Dataset items:
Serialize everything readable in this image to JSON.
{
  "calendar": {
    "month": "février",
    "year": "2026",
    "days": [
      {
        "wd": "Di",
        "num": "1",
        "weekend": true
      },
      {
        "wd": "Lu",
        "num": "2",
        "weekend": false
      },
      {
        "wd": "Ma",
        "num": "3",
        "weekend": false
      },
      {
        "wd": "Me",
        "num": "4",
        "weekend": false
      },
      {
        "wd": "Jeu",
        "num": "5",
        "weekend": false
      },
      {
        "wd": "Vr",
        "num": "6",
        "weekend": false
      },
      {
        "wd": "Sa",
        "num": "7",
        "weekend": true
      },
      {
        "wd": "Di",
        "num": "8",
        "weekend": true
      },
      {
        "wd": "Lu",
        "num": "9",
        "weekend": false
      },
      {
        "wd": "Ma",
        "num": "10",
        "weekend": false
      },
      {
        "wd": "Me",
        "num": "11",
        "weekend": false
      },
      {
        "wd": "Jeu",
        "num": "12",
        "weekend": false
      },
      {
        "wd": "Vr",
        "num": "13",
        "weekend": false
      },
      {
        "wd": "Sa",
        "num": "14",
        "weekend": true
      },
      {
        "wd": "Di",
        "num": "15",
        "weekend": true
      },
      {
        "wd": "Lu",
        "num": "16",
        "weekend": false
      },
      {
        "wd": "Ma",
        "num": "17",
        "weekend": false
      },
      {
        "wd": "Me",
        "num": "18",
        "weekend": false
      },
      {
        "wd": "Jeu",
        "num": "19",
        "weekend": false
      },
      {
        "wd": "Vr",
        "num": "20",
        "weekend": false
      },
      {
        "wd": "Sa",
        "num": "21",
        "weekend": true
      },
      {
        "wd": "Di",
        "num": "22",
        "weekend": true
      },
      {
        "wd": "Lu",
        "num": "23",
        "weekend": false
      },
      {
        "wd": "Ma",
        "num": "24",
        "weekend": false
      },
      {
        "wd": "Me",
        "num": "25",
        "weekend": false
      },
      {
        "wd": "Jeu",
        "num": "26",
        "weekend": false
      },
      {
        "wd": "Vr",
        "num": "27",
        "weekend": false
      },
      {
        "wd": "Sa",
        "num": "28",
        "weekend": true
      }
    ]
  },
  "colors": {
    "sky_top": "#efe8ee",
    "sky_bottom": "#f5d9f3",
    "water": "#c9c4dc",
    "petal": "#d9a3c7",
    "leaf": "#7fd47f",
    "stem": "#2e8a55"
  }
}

Aim of the exercise: Every record above should be copied exactly.

Written response:
Serialize everything readable in this image to JSON.
{
  "calendar": {
    "month": "février",
    "year": "2026",
    "days": [
      {
        "wd": "Di",
        "num": "1",
        "weekend": true
      },
      {
        "wd": "Lu",
        "num": "2",
        "weekend": false
      },
      {
        "wd": "Ma",
        "num": "3",
        "weekend": false
      },
      {
        "wd": "Me",
        "num": "4",
        "weekend": false
      },
      {
        "wd": "Jeu",
        "num": "5",
        "weekend": false
      },
      {
        "wd": "Vr",
        "num": "6",
        "weekend": false
      },
      {
        "wd": "Sa",
        "num": "7",
        "weekend": true
      },
      {
        "wd": "Di",
        "num": "8",
        "weekend": true
      },
      {
        "wd": "Lu",
        "num": "9",
        "weekend": false
      },
      {
        "wd": "Ma",
        "num": "10",
        "weekend": false
      },
      {
        "wd": "Me",
        "num": "11",
        "weekend": false
      },
      {
        "wd": "Jeu",
        "num": "12",
        "weekend": false
      },
      {
        "wd": "Vr",
        "num": "13",
        "weekend": false
      },
      {
        "wd": "Sa",
        "num": "14",
        "weekend": true
      },
      {
        "wd": "Di",
        "num": "15",
        "weekend": true
      },
      {
        "wd": "Lu",
        "num": "16",
        "weekend": false
      },
      {
        "wd": "Ma",
        "num": "17",
        "weekend": false
      },
      {
        "wd": "Me",
        "num": "18",
        "weekend": false
      },
      {
        "wd": "Jeu",
        "num": "19",
        "weekend": false
      },
      {
        "wd": "Vr",
        "num": "20",
        "weekend": false
      },
      {
        "wd": "Sa",
        "num": "21",
        "weekend": true
      },
      {
        "wd": "Di",
        "num": "22",
        "weekend": true
      },
      {
        "wd": "Lu",
        "num": "23",
        "weekend": false
      },
      {
        "wd": "Ma",
        "num": "24",
        "weekend": false
      },
      {
        "wd": "Me",
        "num": "25",
        "weekend": false
      },
      {
        "wd": "Jeu",
        "num": "26",
        "weekend": false
      },
      {
        "wd": "Vr",
        "num": "27",
        "weekend": false
      },
      {
        "wd": "Sa",
        "num": "28",
        "weekend": true
      }
    ]
  },
  "colors": {
    "sky_top": "#efe8ee",
    "sky_bottom": "#f5d9f3",
    "water": "#c9c4dc",
    "petal": "#d9a3c7",
    "leaf": "#7fd47f",
    "stem": "#2e8a55"
  }
}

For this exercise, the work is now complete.